◆ TASK BRIEF
Copy out all lines that hold "Standing".

◆ SUPPLIED DATA
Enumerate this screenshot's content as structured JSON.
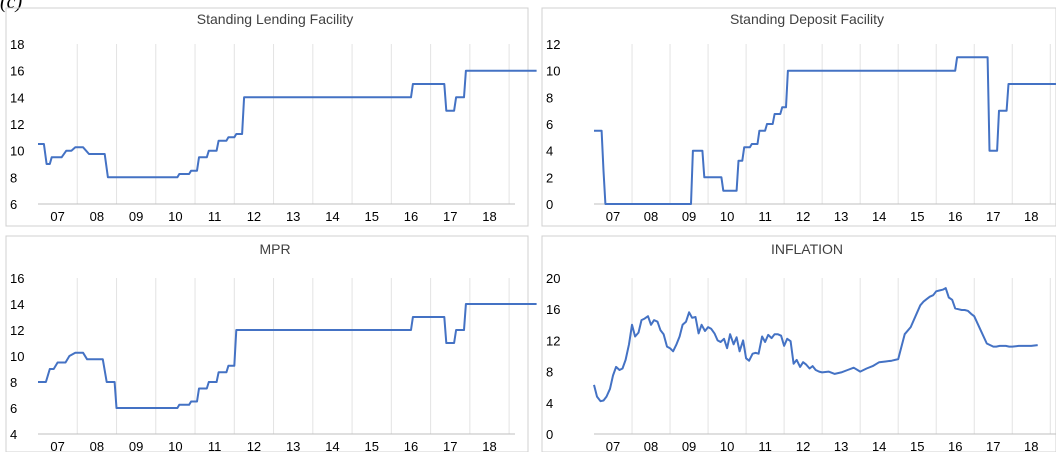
{
  "fragment_text": "(c)",
  "chart_data": [
    {
      "type": "line",
      "title": "Standing Lending Facility",
      "xlabel": "",
      "ylabel": "",
      "ylim": [
        6,
        18
      ],
      "yticks": [
        6,
        8,
        10,
        12,
        14,
        16,
        18
      ],
      "xtick_labels": [
        "07",
        "08",
        "09",
        "10",
        "11",
        "12",
        "13",
        "14",
        "15",
        "16",
        "17",
        "18"
      ],
      "grid": "vertical",
      "color": "#4472c4",
      "series": [
        {
          "x": [
            7.0,
            7.15,
            7.22,
            7.3,
            7.35,
            7.5,
            7.6,
            7.72,
            7.85,
            7.95,
            8.0,
            8.15,
            8.3,
            8.45,
            8.6,
            8.7,
            8.78,
            9.55,
            9.6,
            10.55,
            10.6,
            10.85,
            10.9,
            11.05,
            11.1,
            11.3,
            11.35,
            11.55,
            11.6,
            11.8,
            11.85,
            12.0,
            12.05,
            12.2,
            12.25,
            12.4,
            12.45,
            12.5,
            16.5,
            16.55,
            17.2,
            17.25,
            17.35,
            17.4,
            17.6,
            17.65,
            17.85,
            17.9,
            19.7
          ],
          "y": [
            10.5,
            10.5,
            9.0,
            9.0,
            9.5,
            9.5,
            9.5,
            10.0,
            10.0,
            10.25,
            10.25,
            10.25,
            9.75,
            9.75,
            9.75,
            9.75,
            8.0,
            8.0,
            8.0,
            8.0,
            8.25,
            8.25,
            8.5,
            8.5,
            9.5,
            9.5,
            10.0,
            10.0,
            10.75,
            10.75,
            11.0,
            11.0,
            11.25,
            11.25,
            14.0,
            14.0,
            14.0,
            14.0,
            14.0,
            15.0,
            15.0,
            15.0,
            15.0,
            13.0,
            13.0,
            14.0,
            14.0,
            16.0,
            16.0
          ]
        }
      ]
    },
    {
      "type": "line",
      "title": "Standing Deposit Facility",
      "xlabel": "",
      "ylabel": "",
      "ylim": [
        0,
        12
      ],
      "yticks": [
        0,
        2,
        4,
        6,
        8,
        10,
        12
      ],
      "xtick_labels": [
        "07",
        "08",
        "09",
        "10",
        "11",
        "12",
        "13",
        "14",
        "15",
        "16",
        "17",
        "18"
      ],
      "grid": "vertical",
      "color": "#4472c4",
      "series": [
        {
          "x": [
            7.0,
            7.2,
            7.25,
            7.3,
            9.55,
            9.6,
            9.85,
            9.9,
            10.1,
            10.15,
            10.35,
            10.4,
            10.75,
            10.8,
            10.9,
            10.95,
            11.1,
            11.15,
            11.3,
            11.35,
            11.5,
            11.55,
            11.7,
            11.75,
            11.9,
            11.95,
            12.05,
            12.1,
            12.25,
            12.3,
            12.5,
            16.5,
            16.55,
            17.35,
            17.4,
            17.6,
            17.65,
            17.85,
            17.9,
            18.2,
            18.25,
            19.7
          ],
          "y": [
            5.5,
            5.5,
            2.5,
            0.0,
            0.0,
            4.0,
            4.0,
            2.0,
            2.0,
            2.0,
            2.0,
            1.0,
            1.0,
            3.25,
            3.25,
            4.25,
            4.25,
            4.5,
            4.5,
            5.5,
            5.5,
            6.0,
            6.0,
            6.75,
            6.75,
            7.25,
            7.25,
            10.0,
            10.0,
            10.0,
            10.0,
            10.0,
            11.0,
            11.0,
            4.0,
            4.0,
            7.0,
            7.0,
            9.0,
            9.0,
            9.0,
            9.0
          ]
        }
      ]
    },
    {
      "type": "line",
      "title": "MPR",
      "xlabel": "",
      "ylabel": "",
      "ylim": [
        4,
        16
      ],
      "yticks": [
        4,
        6,
        8,
        10,
        12,
        14,
        16
      ],
      "xtick_labels": [
        "07",
        "08",
        "09",
        "10",
        "11",
        "12",
        "13",
        "14",
        "15",
        "16",
        "17",
        "18"
      ],
      "grid": "vertical",
      "color": "#4472c4",
      "series": [
        {
          "x": [
            7.0,
            7.2,
            7.3,
            7.4,
            7.5,
            7.7,
            7.8,
            7.95,
            8.15,
            8.25,
            8.65,
            8.75,
            8.95,
            9.0,
            10.55,
            10.6,
            10.85,
            10.9,
            11.05,
            11.1,
            11.3,
            11.35,
            11.55,
            11.6,
            11.8,
            11.85,
            12.0,
            12.05,
            12.2,
            12.25,
            12.5,
            16.5,
            16.55,
            17.35,
            17.4,
            17.6,
            17.65,
            17.85,
            17.9,
            19.7
          ],
          "y": [
            8.0,
            8.0,
            9.0,
            9.0,
            9.5,
            9.5,
            10.0,
            10.25,
            10.25,
            9.75,
            9.75,
            8.0,
            8.0,
            6.0,
            6.0,
            6.25,
            6.25,
            6.5,
            6.5,
            7.5,
            7.5,
            8.0,
            8.0,
            8.75,
            8.75,
            9.25,
            9.25,
            12.0,
            12.0,
            12.0,
            12.0,
            12.0,
            13.0,
            13.0,
            11.0,
            11.0,
            12.0,
            12.0,
            14.0,
            14.0
          ]
        }
      ]
    },
    {
      "type": "line",
      "title": "INFLATION",
      "xlabel": "",
      "ylabel": "",
      "ylim": [
        0,
        20
      ],
      "yticks": [
        0,
        4,
        8,
        12,
        16,
        20
      ],
      "xtick_labels": [
        "07",
        "08",
        "09",
        "10",
        "11",
        "12",
        "13",
        "14",
        "15",
        "16",
        "17",
        "18"
      ],
      "grid": "vertical",
      "color": "#4472c4",
      "series": [
        {
          "x": [
            7.0,
            7.08,
            7.17,
            7.25,
            7.33,
            7.42,
            7.5,
            7.58,
            7.67,
            7.75,
            7.83,
            7.92,
            8.0,
            8.08,
            8.17,
            8.25,
            8.33,
            8.42,
            8.5,
            8.58,
            8.67,
            8.75,
            8.83,
            8.92,
            9.0,
            9.08,
            9.17,
            9.25,
            9.33,
            9.42,
            9.5,
            9.58,
            9.67,
            9.75,
            9.83,
            9.92,
            10.0,
            10.08,
            10.17,
            10.25,
            10.33,
            10.42,
            10.5,
            10.58,
            10.67,
            10.75,
            10.83,
            10.92,
            11.0,
            11.08,
            11.17,
            11.25,
            11.33,
            11.42,
            11.5,
            11.58,
            11.67,
            11.75,
            11.83,
            11.92,
            12.0,
            12.08,
            12.17,
            12.25,
            12.33,
            12.42,
            12.5,
            12.58,
            12.67,
            12.75,
            12.83,
            12.92,
            13.0,
            13.17,
            13.33,
            13.5,
            13.67,
            13.83,
            14.0,
            14.17,
            14.33,
            14.5,
            14.67,
            14.83,
            15.0,
            15.17,
            15.33,
            15.5,
            15.58,
            15.67,
            15.75,
            15.83,
            15.92,
            16.0,
            16.08,
            16.17,
            16.25,
            16.33,
            16.42,
            16.5,
            16.58,
            16.67,
            16.75,
            16.83,
            16.92,
            17.0,
            17.17,
            17.33,
            17.5,
            17.58,
            17.67,
            17.75,
            17.83,
            17.92,
            18.0,
            18.17,
            18.33,
            18.5,
            18.67
          ],
          "y": [
            6.3,
            4.8,
            4.2,
            4.3,
            4.8,
            5.8,
            7.5,
            8.6,
            8.2,
            8.4,
            9.5,
            11.5,
            14.0,
            12.5,
            13.0,
            14.6,
            14.8,
            15.1,
            14.0,
            14.6,
            14.4,
            13.3,
            12.8,
            11.2,
            11.0,
            10.6,
            11.5,
            12.5,
            14.0,
            14.4,
            15.6,
            14.9,
            15.0,
            12.9,
            14.0,
            13.2,
            13.7,
            13.5,
            12.9,
            12.0,
            11.8,
            12.2,
            11.0,
            12.8,
            11.5,
            12.4,
            10.6,
            12.0,
            9.7,
            9.4,
            10.3,
            10.4,
            10.3,
            12.5,
            11.8,
            12.7,
            12.3,
            12.8,
            12.8,
            12.6,
            11.3,
            12.2,
            11.9,
            9.0,
            9.5,
            8.6,
            9.2,
            8.9,
            8.4,
            8.7,
            8.2,
            8.0,
            7.9,
            8.0,
            7.7,
            7.9,
            8.2,
            8.5,
            8.0,
            8.4,
            8.7,
            9.2,
            9.3,
            9.4,
            9.6,
            12.8,
            13.7,
            15.6,
            16.5,
            17.0,
            17.3,
            17.6,
            17.8,
            18.3,
            18.4,
            18.5,
            18.7,
            17.5,
            17.2,
            16.1,
            16.0,
            15.9,
            15.9,
            15.8,
            15.4,
            15.1,
            13.3,
            11.6,
            11.2,
            11.2,
            11.3,
            11.3,
            11.3,
            11.2,
            11.2,
            11.3,
            11.3,
            11.3,
            11.4
          ]
        }
      ]
    }
  ]
}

◆ ANSWER TO THIS EXERCISE
      "title": "Standing Lending Facility",
      "title": "Standing Deposit Facility",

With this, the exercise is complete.